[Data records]
· · · ·
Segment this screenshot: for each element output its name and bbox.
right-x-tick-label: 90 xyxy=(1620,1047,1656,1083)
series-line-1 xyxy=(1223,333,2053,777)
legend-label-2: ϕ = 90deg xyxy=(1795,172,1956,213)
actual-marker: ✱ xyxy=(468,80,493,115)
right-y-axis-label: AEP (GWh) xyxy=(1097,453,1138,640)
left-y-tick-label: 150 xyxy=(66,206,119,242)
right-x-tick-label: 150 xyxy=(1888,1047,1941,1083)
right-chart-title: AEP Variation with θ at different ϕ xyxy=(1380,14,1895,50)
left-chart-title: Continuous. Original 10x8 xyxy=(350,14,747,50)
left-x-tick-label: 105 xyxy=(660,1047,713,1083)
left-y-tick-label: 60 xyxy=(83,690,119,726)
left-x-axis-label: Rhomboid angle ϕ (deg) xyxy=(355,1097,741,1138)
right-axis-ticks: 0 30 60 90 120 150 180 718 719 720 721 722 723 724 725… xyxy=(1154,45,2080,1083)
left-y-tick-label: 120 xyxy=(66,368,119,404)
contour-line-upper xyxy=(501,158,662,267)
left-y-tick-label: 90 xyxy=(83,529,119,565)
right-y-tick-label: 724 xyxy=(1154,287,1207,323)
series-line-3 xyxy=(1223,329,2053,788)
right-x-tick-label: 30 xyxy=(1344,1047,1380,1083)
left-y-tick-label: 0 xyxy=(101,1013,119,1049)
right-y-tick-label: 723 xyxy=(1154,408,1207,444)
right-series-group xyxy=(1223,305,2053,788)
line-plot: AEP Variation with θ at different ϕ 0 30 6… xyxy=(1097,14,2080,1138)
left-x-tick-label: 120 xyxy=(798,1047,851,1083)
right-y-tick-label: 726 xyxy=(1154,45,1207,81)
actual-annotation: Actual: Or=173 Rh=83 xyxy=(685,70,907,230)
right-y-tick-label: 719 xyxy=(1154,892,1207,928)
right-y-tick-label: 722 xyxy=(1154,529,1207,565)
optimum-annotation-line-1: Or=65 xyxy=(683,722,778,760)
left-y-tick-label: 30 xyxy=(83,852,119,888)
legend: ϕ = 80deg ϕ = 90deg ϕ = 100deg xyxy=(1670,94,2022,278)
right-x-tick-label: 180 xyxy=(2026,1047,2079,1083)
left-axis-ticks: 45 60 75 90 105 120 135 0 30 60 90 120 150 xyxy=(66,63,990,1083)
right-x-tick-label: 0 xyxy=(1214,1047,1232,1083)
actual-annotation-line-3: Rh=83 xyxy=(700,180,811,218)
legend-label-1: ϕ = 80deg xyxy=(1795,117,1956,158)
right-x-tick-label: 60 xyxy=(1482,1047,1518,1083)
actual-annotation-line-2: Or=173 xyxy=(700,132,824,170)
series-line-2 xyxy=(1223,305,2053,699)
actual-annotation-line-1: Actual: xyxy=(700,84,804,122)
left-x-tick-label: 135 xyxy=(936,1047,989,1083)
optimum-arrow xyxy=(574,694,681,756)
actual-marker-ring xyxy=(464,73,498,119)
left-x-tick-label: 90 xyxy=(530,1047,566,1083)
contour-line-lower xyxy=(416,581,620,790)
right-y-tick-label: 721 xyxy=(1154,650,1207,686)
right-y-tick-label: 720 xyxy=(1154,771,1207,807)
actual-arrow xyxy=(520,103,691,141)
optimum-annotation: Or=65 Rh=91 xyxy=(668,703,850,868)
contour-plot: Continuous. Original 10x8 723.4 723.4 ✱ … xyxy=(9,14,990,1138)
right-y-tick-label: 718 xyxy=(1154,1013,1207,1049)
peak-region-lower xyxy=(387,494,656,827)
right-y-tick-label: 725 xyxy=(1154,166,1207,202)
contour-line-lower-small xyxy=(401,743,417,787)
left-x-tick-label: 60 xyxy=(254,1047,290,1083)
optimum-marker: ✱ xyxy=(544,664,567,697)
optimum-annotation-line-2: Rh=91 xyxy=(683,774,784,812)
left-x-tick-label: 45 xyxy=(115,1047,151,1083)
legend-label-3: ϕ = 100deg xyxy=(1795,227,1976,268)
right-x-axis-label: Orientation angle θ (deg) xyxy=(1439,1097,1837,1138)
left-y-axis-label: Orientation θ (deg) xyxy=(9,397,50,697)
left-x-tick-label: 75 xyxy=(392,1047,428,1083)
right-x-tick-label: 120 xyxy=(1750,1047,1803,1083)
· · · ·
* Task goal: Reproduce the lines of these records without any change.

* Written response:
Segment this screenshot: for each element output its name and bbox.
right-x-tick-label: 90 xyxy=(1620,1047,1656,1083)
series-line-1 xyxy=(1223,333,2053,777)
legend-label-2: ϕ = 90deg xyxy=(1795,172,1956,213)
actual-marker: ✱ xyxy=(468,80,493,115)
right-y-axis-label: AEP (GWh) xyxy=(1097,453,1138,640)
left-y-tick-label: 150 xyxy=(66,206,119,242)
right-x-tick-label: 150 xyxy=(1888,1047,1941,1083)
right-chart-title: AEP Variation with θ at different ϕ xyxy=(1380,14,1895,50)
left-chart-title: Continuous. Original 10x8 xyxy=(350,14,747,50)
left-x-tick-label: 105 xyxy=(660,1047,713,1083)
left-y-tick-label: 60 xyxy=(83,690,119,726)
left-x-axis-label: Rhomboid angle ϕ (deg) xyxy=(355,1097,741,1138)
right-axis-ticks: 0 30 60 90 120 150 180 718 719 720 721 722 723 724 725… xyxy=(1154,45,2080,1083)
left-y-tick-label: 120 xyxy=(66,368,119,404)
contour-line-upper xyxy=(501,158,662,267)
left-y-tick-label: 90 xyxy=(83,529,119,565)
right-y-tick-label: 724 xyxy=(1154,287,1207,323)
series-line-3 xyxy=(1223,329,2053,788)
right-x-tick-label: 30 xyxy=(1344,1047,1380,1083)
left-y-tick-label: 0 xyxy=(101,1013,119,1049)
right-y-tick-label: 723 xyxy=(1154,408,1207,444)
right-series-group xyxy=(1223,305,2053,788)
line-plot: AEP Variation with θ at different ϕ 0 30 6… xyxy=(1097,14,2080,1138)
left-x-tick-label: 120 xyxy=(798,1047,851,1083)
right-y-tick-label: 726 xyxy=(1154,45,1207,81)
actual-annotation: Actual: Or=173 Rh=83 xyxy=(685,70,907,230)
right-y-tick-label: 719 xyxy=(1154,892,1207,928)
right-y-tick-label: 722 xyxy=(1154,529,1207,565)
optimum-annotation-line-1: Or=65 xyxy=(683,722,778,760)
left-y-tick-label: 30 xyxy=(83,852,119,888)
legend: ϕ = 80deg ϕ = 90deg ϕ = 100deg xyxy=(1670,94,2022,278)
right-x-tick-label: 180 xyxy=(2026,1047,2079,1083)
left-axis-ticks: 45 60 75 90 105 120 135 0 30 60 90 120 150 xyxy=(66,63,990,1083)
right-x-tick-label: 0 xyxy=(1214,1047,1232,1083)
actual-annotation-line-3: Rh=83 xyxy=(700,180,811,218)
legend-label-1: ϕ = 80deg xyxy=(1795,117,1956,158)
right-x-tick-label: 60 xyxy=(1482,1047,1518,1083)
actual-annotation-line-2: Or=173 xyxy=(700,132,824,170)
series-line-2 xyxy=(1223,305,2053,699)
actual-annotation-line-1: Actual: xyxy=(700,84,804,122)
left-x-tick-label: 135 xyxy=(936,1047,989,1083)
optimum-arrow xyxy=(574,694,681,756)
actual-marker-ring xyxy=(464,73,498,119)
left-x-tick-label: 90 xyxy=(530,1047,566,1083)
contour-line-lower xyxy=(416,581,620,790)
right-y-tick-label: 721 xyxy=(1154,650,1207,686)
right-y-tick-label: 720 xyxy=(1154,771,1207,807)
actual-arrow xyxy=(520,103,691,141)
optimum-annotation: Or=65 Rh=91 xyxy=(668,703,850,868)
contour-plot: Continuous. Original 10x8 723.4 723.4 ✱ … xyxy=(9,14,990,1138)
right-y-tick-label: 718 xyxy=(1154,1013,1207,1049)
peak-region-lower xyxy=(387,494,656,827)
right-y-tick-label: 725 xyxy=(1154,166,1207,202)
contour-line-lower-small xyxy=(401,743,417,787)
left-x-tick-label: 60 xyxy=(254,1047,290,1083)
optimum-marker: ✱ xyxy=(544,664,567,697)
optimum-annotation-line-2: Rh=91 xyxy=(683,774,784,812)
left-x-tick-label: 45 xyxy=(115,1047,151,1083)
legend-label-3: ϕ = 100deg xyxy=(1795,227,1976,268)
right-x-axis-label: Orientation angle θ (deg) xyxy=(1439,1097,1837,1138)
left-y-axis-label: Orientation θ (deg) xyxy=(9,397,50,697)
left-x-tick-label: 75 xyxy=(392,1047,428,1083)
right-x-tick-label: 120 xyxy=(1750,1047,1803,1083)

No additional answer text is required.